Drop all images and give the records again exactly.

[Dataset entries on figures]
◆ ◆ ◆ ◆
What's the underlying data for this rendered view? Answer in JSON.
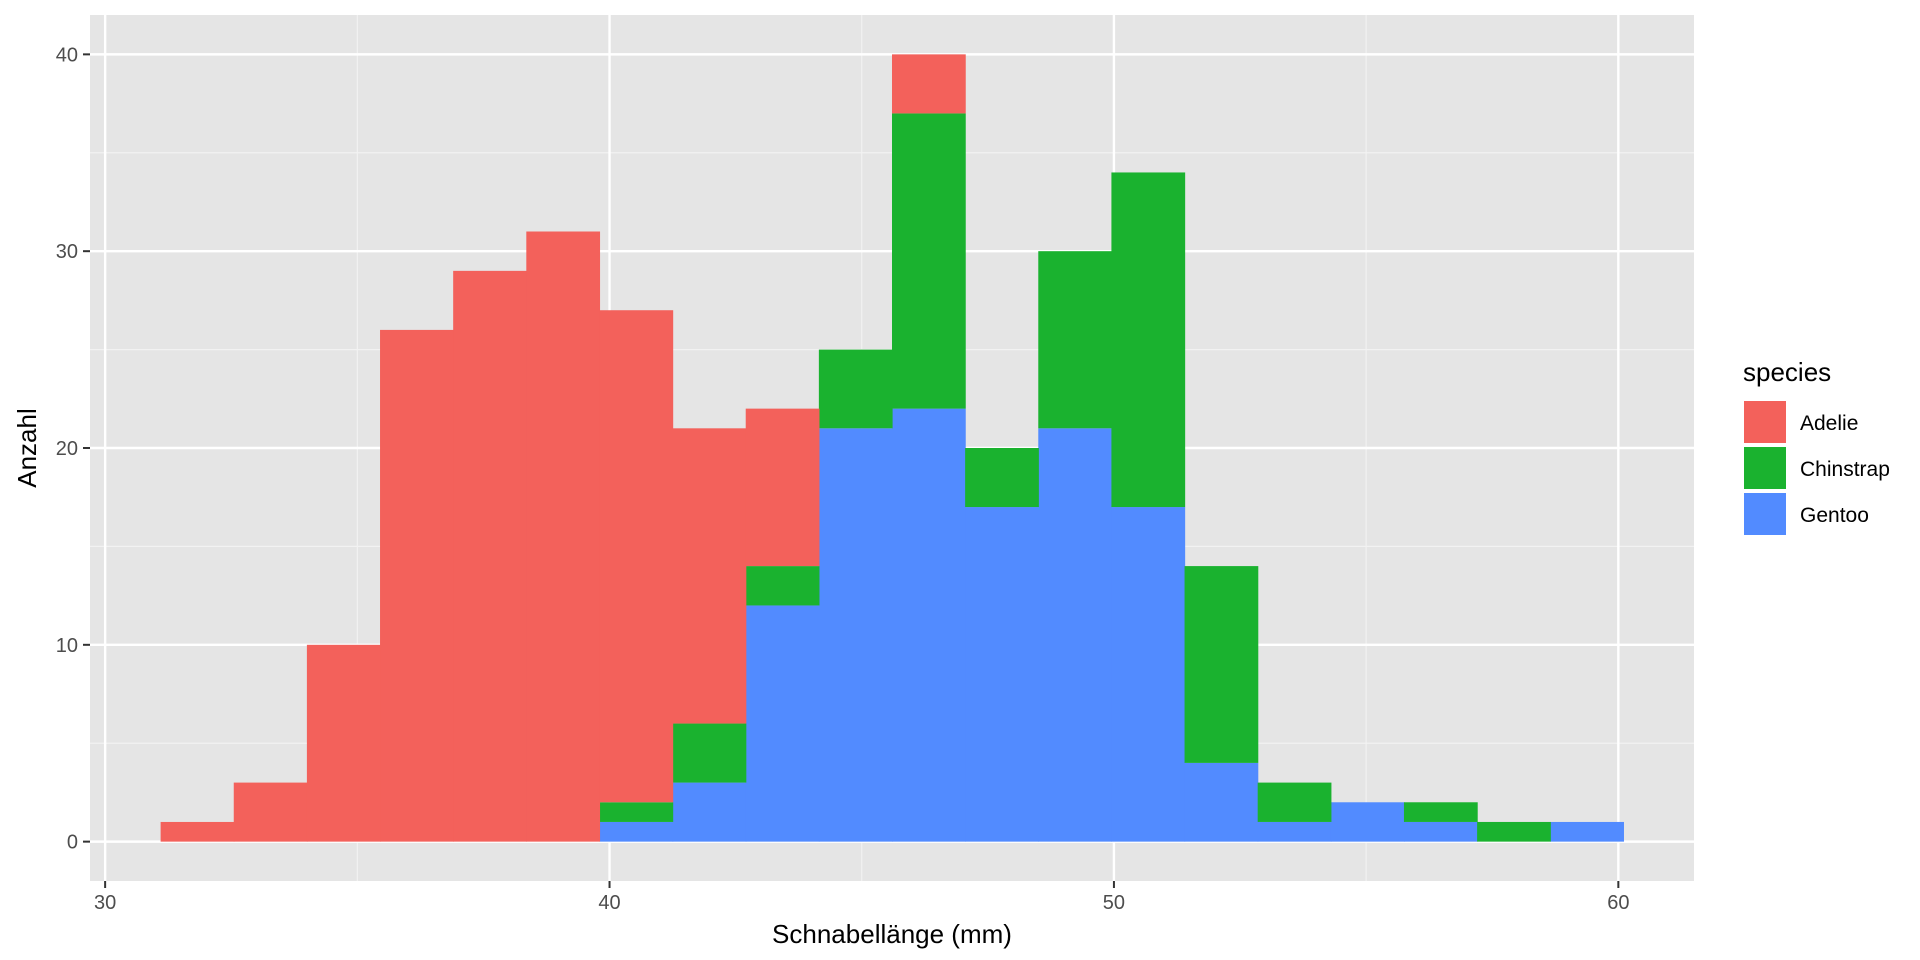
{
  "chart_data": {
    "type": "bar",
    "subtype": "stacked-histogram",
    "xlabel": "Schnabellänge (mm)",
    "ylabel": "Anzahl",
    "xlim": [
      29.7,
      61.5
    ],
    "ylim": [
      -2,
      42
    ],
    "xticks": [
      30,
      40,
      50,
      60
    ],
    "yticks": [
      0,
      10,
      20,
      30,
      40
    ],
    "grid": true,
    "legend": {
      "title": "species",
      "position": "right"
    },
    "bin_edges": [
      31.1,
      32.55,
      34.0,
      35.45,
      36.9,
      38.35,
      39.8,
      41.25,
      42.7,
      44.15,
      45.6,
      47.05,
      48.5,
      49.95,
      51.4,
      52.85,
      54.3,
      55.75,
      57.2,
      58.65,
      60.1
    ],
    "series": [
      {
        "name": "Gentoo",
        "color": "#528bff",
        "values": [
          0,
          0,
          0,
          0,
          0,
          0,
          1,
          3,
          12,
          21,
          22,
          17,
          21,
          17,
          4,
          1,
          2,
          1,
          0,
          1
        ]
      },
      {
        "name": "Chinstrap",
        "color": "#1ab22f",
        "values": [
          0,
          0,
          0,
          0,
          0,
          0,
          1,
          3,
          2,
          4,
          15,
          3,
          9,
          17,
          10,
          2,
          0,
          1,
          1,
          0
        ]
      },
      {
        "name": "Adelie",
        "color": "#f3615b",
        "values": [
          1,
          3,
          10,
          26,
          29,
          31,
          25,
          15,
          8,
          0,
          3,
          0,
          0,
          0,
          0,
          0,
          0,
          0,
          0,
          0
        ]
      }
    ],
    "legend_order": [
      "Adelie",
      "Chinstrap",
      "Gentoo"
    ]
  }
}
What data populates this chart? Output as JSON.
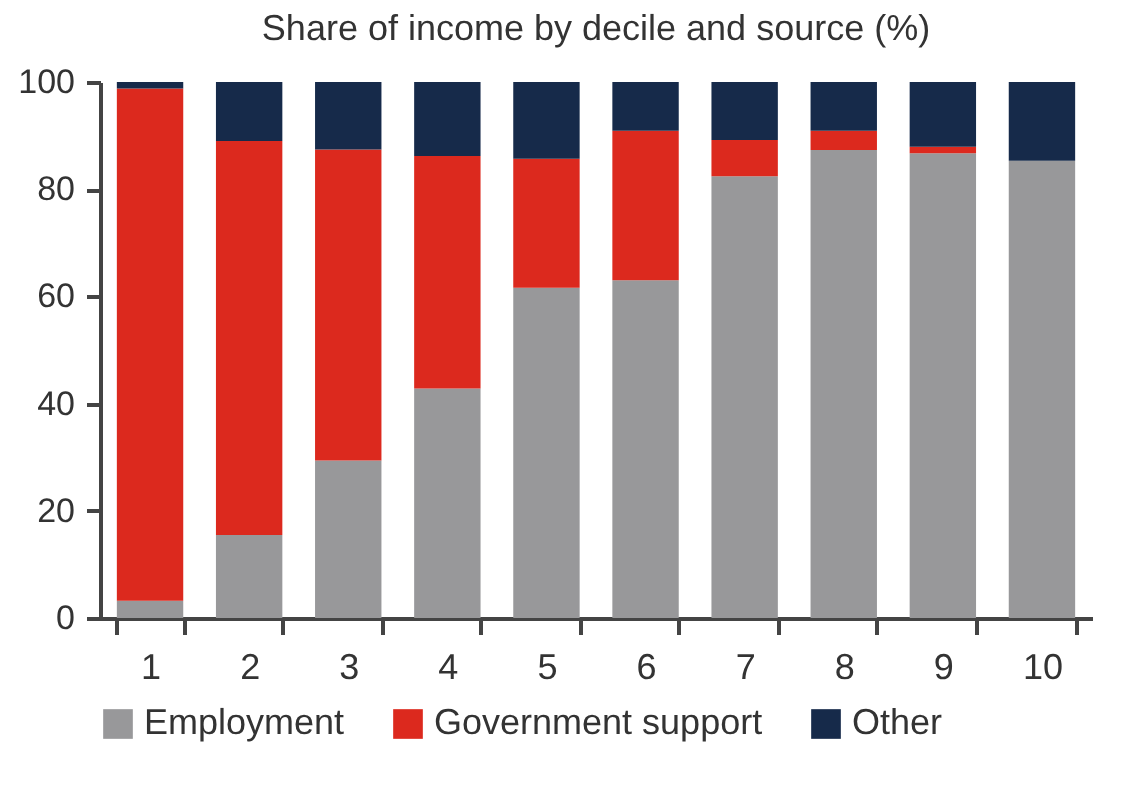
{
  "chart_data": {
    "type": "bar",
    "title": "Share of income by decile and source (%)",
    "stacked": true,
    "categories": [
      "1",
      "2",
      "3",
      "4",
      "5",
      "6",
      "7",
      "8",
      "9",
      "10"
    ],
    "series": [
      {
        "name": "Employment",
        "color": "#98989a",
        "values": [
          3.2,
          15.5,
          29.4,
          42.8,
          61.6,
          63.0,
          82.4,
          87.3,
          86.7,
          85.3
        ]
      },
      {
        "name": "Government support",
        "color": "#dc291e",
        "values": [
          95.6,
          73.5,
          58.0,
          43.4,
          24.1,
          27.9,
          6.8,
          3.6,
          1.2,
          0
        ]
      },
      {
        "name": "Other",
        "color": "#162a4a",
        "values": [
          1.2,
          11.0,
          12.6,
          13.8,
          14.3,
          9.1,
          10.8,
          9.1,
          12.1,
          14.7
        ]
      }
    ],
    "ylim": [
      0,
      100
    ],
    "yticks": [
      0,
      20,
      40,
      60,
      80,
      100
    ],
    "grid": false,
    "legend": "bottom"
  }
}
◆ ◆ ◆ ◆
Solution:
What's the underlying data for this rendered view? Answer in JSON.
{
  "chart_data": {
    "type": "bar",
    "subtype": "stacked-histogram",
    "xlabel": "Schnabellänge (mm)",
    "ylabel": "Anzahl",
    "xlim": [
      29.7,
      61.5
    ],
    "ylim": [
      -2,
      42
    ],
    "xticks": [
      30,
      40,
      50,
      60
    ],
    "yticks": [
      0,
      10,
      20,
      30,
      40
    ],
    "grid": true,
    "legend": {
      "title": "species",
      "position": "right"
    },
    "bin_edges": [
      31.1,
      32.55,
      34.0,
      35.45,
      36.9,
      38.35,
      39.8,
      41.25,
      42.7,
      44.15,
      45.6,
      47.05,
      48.5,
      49.95,
      51.4,
      52.85,
      54.3,
      55.75,
      57.2,
      58.65,
      60.1
    ],
    "series": [
      {
        "name": "Gentoo",
        "color": "#528bff",
        "values": [
          0,
          0,
          0,
          0,
          0,
          0,
          1,
          3,
          12,
          21,
          22,
          17,
          21,
          17,
          4,
          1,
          2,
          1,
          0,
          1
        ]
      },
      {
        "name": "Chinstrap",
        "color": "#1ab22f",
        "values": [
          0,
          0,
          0,
          0,
          0,
          0,
          1,
          3,
          2,
          4,
          15,
          3,
          9,
          17,
          10,
          2,
          0,
          1,
          1,
          0
        ]
      },
      {
        "name": "Adelie",
        "color": "#f3615b",
        "values": [
          1,
          3,
          10,
          26,
          29,
          31,
          25,
          15,
          8,
          0,
          3,
          0,
          0,
          0,
          0,
          0,
          0,
          0,
          0,
          0
        ]
      }
    ],
    "legend_order": [
      "Adelie",
      "Chinstrap",
      "Gentoo"
    ]
  }
}
What data populates this chart? Output as JSON.
{
  "chart_data": {
    "type": "bar",
    "title": "Share of income by decile and source (%)",
    "stacked": true,
    "categories": [
      "1",
      "2",
      "3",
      "4",
      "5",
      "6",
      "7",
      "8",
      "9",
      "10"
    ],
    "series": [
      {
        "name": "Employment",
        "color": "#98989a",
        "values": [
          3.2,
          15.5,
          29.4,
          42.8,
          61.6,
          63.0,
          82.4,
          87.3,
          86.7,
          85.3
        ]
      },
      {
        "name": "Government support",
        "color": "#dc291e",
        "values": [
          95.6,
          73.5,
          58.0,
          43.4,
          24.1,
          27.9,
          6.8,
          3.6,
          1.2,
          0
        ]
      },
      {
        "name": "Other",
        "color": "#162a4a",
        "values": [
          1.2,
          11.0,
          12.6,
          13.8,
          14.3,
          9.1,
          10.8,
          9.1,
          12.1,
          14.7
        ]
      }
    ],
    "ylim": [
      0,
      100
    ],
    "yticks": [
      0,
      20,
      40,
      60,
      80,
      100
    ],
    "grid": false,
    "legend": "bottom"
  }
}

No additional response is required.